Description of the task: Write out each line beneath this one exactly as it reads.

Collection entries
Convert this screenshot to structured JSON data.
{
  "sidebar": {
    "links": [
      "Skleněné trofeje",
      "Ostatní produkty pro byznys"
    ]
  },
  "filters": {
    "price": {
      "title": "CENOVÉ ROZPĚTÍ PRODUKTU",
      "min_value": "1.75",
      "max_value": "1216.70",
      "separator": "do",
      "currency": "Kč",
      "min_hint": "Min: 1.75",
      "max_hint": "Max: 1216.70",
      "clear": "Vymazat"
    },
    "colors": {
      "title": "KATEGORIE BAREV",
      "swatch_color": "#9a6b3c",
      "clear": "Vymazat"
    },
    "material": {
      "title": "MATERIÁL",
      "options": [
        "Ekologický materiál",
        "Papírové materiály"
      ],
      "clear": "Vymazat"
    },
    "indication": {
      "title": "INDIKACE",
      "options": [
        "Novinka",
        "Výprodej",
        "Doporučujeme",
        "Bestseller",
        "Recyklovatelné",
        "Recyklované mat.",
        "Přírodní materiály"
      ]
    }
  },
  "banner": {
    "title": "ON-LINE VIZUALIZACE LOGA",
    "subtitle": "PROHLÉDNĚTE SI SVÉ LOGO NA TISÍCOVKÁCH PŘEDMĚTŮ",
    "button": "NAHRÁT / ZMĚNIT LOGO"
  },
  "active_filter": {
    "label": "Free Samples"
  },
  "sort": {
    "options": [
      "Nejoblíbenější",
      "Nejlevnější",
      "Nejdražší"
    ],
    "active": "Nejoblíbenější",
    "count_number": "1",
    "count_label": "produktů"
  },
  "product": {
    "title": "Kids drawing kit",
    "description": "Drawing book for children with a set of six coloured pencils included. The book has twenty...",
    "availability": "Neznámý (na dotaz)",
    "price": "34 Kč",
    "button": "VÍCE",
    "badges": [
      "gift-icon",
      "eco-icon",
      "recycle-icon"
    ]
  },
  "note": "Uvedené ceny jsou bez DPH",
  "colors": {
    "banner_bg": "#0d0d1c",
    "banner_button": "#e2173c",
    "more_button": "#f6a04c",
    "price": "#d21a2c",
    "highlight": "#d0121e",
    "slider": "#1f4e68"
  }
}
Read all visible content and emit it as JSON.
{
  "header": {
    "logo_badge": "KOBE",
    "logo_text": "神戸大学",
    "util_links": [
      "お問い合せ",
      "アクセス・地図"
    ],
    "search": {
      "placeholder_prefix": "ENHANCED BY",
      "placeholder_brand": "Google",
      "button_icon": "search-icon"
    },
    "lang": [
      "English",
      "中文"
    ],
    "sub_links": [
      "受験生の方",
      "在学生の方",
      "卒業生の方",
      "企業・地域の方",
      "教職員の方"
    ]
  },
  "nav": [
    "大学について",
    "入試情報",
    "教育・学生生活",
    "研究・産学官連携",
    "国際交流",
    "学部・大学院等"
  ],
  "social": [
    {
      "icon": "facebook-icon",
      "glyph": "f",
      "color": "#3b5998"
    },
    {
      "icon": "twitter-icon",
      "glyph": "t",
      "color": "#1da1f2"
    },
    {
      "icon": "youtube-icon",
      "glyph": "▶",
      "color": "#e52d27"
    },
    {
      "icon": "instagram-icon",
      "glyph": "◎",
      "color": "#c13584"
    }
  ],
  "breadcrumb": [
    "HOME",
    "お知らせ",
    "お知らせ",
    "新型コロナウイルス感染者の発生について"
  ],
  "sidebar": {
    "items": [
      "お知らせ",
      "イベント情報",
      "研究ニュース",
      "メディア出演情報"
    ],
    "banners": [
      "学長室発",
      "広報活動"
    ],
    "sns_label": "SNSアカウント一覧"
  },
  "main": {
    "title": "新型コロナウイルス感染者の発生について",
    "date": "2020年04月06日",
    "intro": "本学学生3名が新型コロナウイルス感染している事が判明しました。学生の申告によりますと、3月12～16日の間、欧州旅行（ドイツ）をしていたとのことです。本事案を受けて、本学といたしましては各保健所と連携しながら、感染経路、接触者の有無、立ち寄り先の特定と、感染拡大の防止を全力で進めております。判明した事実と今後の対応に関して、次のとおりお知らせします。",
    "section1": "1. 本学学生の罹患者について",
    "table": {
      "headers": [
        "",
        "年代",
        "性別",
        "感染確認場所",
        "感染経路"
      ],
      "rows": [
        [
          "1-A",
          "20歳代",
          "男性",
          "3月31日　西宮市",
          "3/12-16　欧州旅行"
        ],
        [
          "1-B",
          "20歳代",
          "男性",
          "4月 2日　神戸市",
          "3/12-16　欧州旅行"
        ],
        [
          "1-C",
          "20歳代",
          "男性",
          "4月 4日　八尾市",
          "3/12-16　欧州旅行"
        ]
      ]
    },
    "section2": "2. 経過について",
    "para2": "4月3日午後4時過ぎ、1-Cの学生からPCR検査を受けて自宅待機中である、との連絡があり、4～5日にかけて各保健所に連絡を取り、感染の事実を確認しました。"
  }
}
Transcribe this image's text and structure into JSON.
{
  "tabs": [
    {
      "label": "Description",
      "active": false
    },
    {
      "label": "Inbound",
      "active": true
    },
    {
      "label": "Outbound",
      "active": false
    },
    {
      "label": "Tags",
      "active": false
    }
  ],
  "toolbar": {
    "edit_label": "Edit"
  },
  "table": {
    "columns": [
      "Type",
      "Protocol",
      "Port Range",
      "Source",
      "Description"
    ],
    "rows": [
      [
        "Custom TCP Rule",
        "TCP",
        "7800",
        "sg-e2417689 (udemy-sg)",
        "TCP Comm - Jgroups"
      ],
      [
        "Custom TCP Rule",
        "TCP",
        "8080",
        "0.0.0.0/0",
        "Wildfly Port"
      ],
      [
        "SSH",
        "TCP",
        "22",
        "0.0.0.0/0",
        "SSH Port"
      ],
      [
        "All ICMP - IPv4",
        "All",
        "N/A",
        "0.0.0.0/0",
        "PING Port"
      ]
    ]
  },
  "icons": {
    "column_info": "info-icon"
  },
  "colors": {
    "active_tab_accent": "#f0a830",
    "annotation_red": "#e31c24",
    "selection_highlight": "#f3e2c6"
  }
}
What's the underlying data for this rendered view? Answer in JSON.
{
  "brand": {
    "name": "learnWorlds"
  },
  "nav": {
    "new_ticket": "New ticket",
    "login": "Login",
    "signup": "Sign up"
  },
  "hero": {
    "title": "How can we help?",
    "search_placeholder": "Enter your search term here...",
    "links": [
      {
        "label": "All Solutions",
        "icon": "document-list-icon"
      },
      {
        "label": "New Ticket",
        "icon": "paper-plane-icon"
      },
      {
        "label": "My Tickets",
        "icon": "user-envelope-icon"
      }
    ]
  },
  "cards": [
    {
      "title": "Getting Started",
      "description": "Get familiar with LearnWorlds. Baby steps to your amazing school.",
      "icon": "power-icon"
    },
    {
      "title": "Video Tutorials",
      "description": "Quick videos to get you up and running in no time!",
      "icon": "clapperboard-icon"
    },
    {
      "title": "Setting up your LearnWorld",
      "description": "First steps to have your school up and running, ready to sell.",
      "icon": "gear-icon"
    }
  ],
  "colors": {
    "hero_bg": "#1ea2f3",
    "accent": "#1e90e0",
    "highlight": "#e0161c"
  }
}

Answer for the task:
Convert this screenshot to structured JSON data.
{
  "sidebar": {
    "links": [
      "Skleněné trofeje",
      "Ostatní produkty pro byznys"
    ]
  },
  "filters": {
    "price": {
      "title": "CENOVÉ ROZPĚTÍ PRODUKTU",
      "min_value": "1.75",
      "max_value": "1216.70",
      "separator": "do",
      "currency": "Kč",
      "min_hint": "Min: 1.75",
      "max_hint": "Max: 1216.70",
      "clear": "Vymazat"
    },
    "colors": {
      "title": "KATEGORIE BAREV",
      "swatch_color": "#9a6b3c",
      "clear": "Vymazat"
    },
    "material": {
      "title": "MATERIÁL",
      "options": [
        "Ekologický materiál",
        "Papírové materiály"
      ],
      "clear": "Vymazat"
    },
    "indication": {
      "title": "INDIKACE",
      "options": [
        "Novinka",
        "Výprodej",
        "Doporučujeme",
        "Bestseller",
        "Recyklovatelné",
        "Recyklované mat.",
        "Přírodní materiály"
      ]
    }
  },
  "banner": {
    "title": "ON-LINE VIZUALIZACE LOGA",
    "subtitle": "PROHLÉDNĚTE SI SVÉ LOGO NA TISÍCOVKÁCH PŘEDMĚTŮ",
    "button": "NAHRÁT / ZMĚNIT LOGO"
  },
  "active_filter": {
    "label": "Free Samples"
  },
  "sort": {
    "options": [
      "Nejoblíbenější",
      "Nejlevnější",
      "Nejdražší"
    ],
    "active": "Nejoblíbenější",
    "count_number": "1",
    "count_label": "produktů"
  },
  "product": {
    "title": "Kids drawing kit",
    "description": "Drawing book for children with a set of six coloured pencils included. The book has twenty...",
    "availability": "Neznámý (na dotaz)",
    "price": "34 Kč",
    "button": "VÍCE",
    "badges": [
      "gift-icon",
      "eco-icon",
      "recycle-icon"
    ]
  },
  "note": "Uvedené ceny jsou bez DPH",
  "colors": {
    "banner_bg": "#0d0d1c",
    "banner_button": "#e2173c",
    "more_button": "#f6a04c",
    "price": "#d21a2c",
    "highlight": "#d0121e",
    "slider": "#1f4e68"
  }
}
Read all visible content and emit it as JSON.
{
  "header": {
    "logo_badge": "KOBE",
    "logo_text": "神戸大学",
    "util_links": [
      "お問い合せ",
      "アクセス・地図"
    ],
    "search": {
      "placeholder_prefix": "ENHANCED BY",
      "placeholder_brand": "Google",
      "button_icon": "search-icon"
    },
    "lang": [
      "English",
      "中文"
    ],
    "sub_links": [
      "受験生の方",
      "在学生の方",
      "卒業生の方",
      "企業・地域の方",
      "教職員の方"
    ]
  },
  "nav": [
    "大学について",
    "入試情報",
    "教育・学生生活",
    "研究・産学官連携",
    "国際交流",
    "学部・大学院等"
  ],
  "social": [
    {
      "icon": "facebook-icon",
      "glyph": "f",
      "color": "#3b5998"
    },
    {
      "icon": "twitter-icon",
      "glyph": "t",
      "color": "#1da1f2"
    },
    {
      "icon": "youtube-icon",
      "glyph": "▶",
      "color": "#e52d27"
    },
    {
      "icon": "instagram-icon",
      "glyph": "◎",
      "color": "#c13584"
    }
  ],
  "breadcrumb": [
    "HOME",
    "お知らせ",
    "お知らせ",
    "新型コロナウイルス感染者の発生について"
  ],
  "sidebar": {
    "items": [
      "お知らせ",
      "イベント情報",
      "研究ニュース",
      "メディア出演情報"
    ],
    "banners": [
      "学長室発",
      "広報活動"
    ],
    "sns_label": "SNSアカウント一覧"
  },
  "main": {
    "title": "新型コロナウイルス感染者の発生について",
    "date": "2020年04月06日",
    "intro": "本学学生3名が新型コロナウイルス感染している事が判明しました。学生の申告によりますと、3月12～16日の間、欧州旅行（ドイツ）をしていたとのことです。本事案を受けて、本学といたしましては各保健所と連携しながら、感染経路、接触者の有無、立ち寄り先の特定と、感染拡大の防止を全力で進めております。判明した事実と今後の対応に関して、次のとおりお知らせします。",
    "section1": "1. 本学学生の罹患者について",
    "table": {
      "headers": [
        "",
        "年代",
        "性別",
        "感染確認場所",
        "感染経路"
      ],
      "rows": [
        [
          "1-A",
          "20歳代",
          "男性",
          "3月31日　西宮市",
          "3/12-16　欧州旅行"
        ],
        [
          "1-B",
          "20歳代",
          "男性",
          "4月 2日　神戸市",
          "3/12-16　欧州旅行"
        ],
        [
          "1-C",
          "20歳代",
          "男性",
          "4月 4日　八尾市",
          "3/12-16　欧州旅行"
        ]
      ]
    },
    "section2": "2. 経過について",
    "para2": "4月3日午後4時過ぎ、1-Cの学生からPCR検査を受けて自宅待機中である、との連絡があり、4～5日にかけて各保健所に連絡を取り、感染の事実を確認しました。"
  }
}
Transcribe this image's text and structure into JSON.
{
  "tabs": [
    {
      "label": "Description",
      "active": false
    },
    {
      "label": "Inbound",
      "active": true
    },
    {
      "label": "Outbound",
      "active": false
    },
    {
      "label": "Tags",
      "active": false
    }
  ],
  "toolbar": {
    "edit_label": "Edit"
  },
  "table": {
    "columns": [
      "Type",
      "Protocol",
      "Port Range",
      "Source",
      "Description"
    ],
    "rows": [
      [
        "Custom TCP Rule",
        "TCP",
        "7800",
        "sg-e2417689 (udemy-sg)",
        "TCP Comm - Jgroups"
      ],
      [
        "Custom TCP Rule",
        "TCP",
        "8080",
        "0.0.0.0/0",
        "Wildfly Port"
      ],
      [
        "SSH",
        "TCP",
        "22",
        "0.0.0.0/0",
        "SSH Port"
      ],
      [
        "All ICMP - IPv4",
        "All",
        "N/A",
        "0.0.0.0/0",
        "PING Port"
      ]
    ]
  },
  "icons": {
    "column_info": "info-icon"
  },
  "colors": {
    "active_tab_accent": "#f0a830",
    "annotation_red": "#e31c24",
    "selection_highlight": "#f3e2c6"
  }
}
What's the underlying data for this rendered view? Answer in JSON.
{
  "brand": {
    "name": "learnWorlds"
  },
  "nav": {
    "new_ticket": "New ticket",
    "login": "Login",
    "signup": "Sign up"
  },
  "hero": {
    "title": "How can we help?",
    "search_placeholder": "Enter your search term here...",
    "links": [
      {
        "label": "All Solutions",
        "icon": "document-list-icon"
      },
      {
        "label": "New Ticket",
        "icon": "paper-plane-icon"
      },
      {
        "label": "My Tickets",
        "icon": "user-envelope-icon"
      }
    ]
  },
  "cards": [
    {
      "title": "Getting Started",
      "description": "Get familiar with LearnWorlds. Baby steps to your amazing school.",
      "icon": "power-icon"
    },
    {
      "title": "Video Tutorials",
      "description": "Quick videos to get you up and running in no time!",
      "icon": "clapperboard-icon"
    },
    {
      "title": "Setting up your LearnWorld",
      "description": "First steps to have your school up and running, ready to sell.",
      "icon": "gear-icon"
    }
  ],
  "colors": {
    "hero_bg": "#1ea2f3",
    "accent": "#1e90e0",
    "highlight": "#e0161c"
  }
}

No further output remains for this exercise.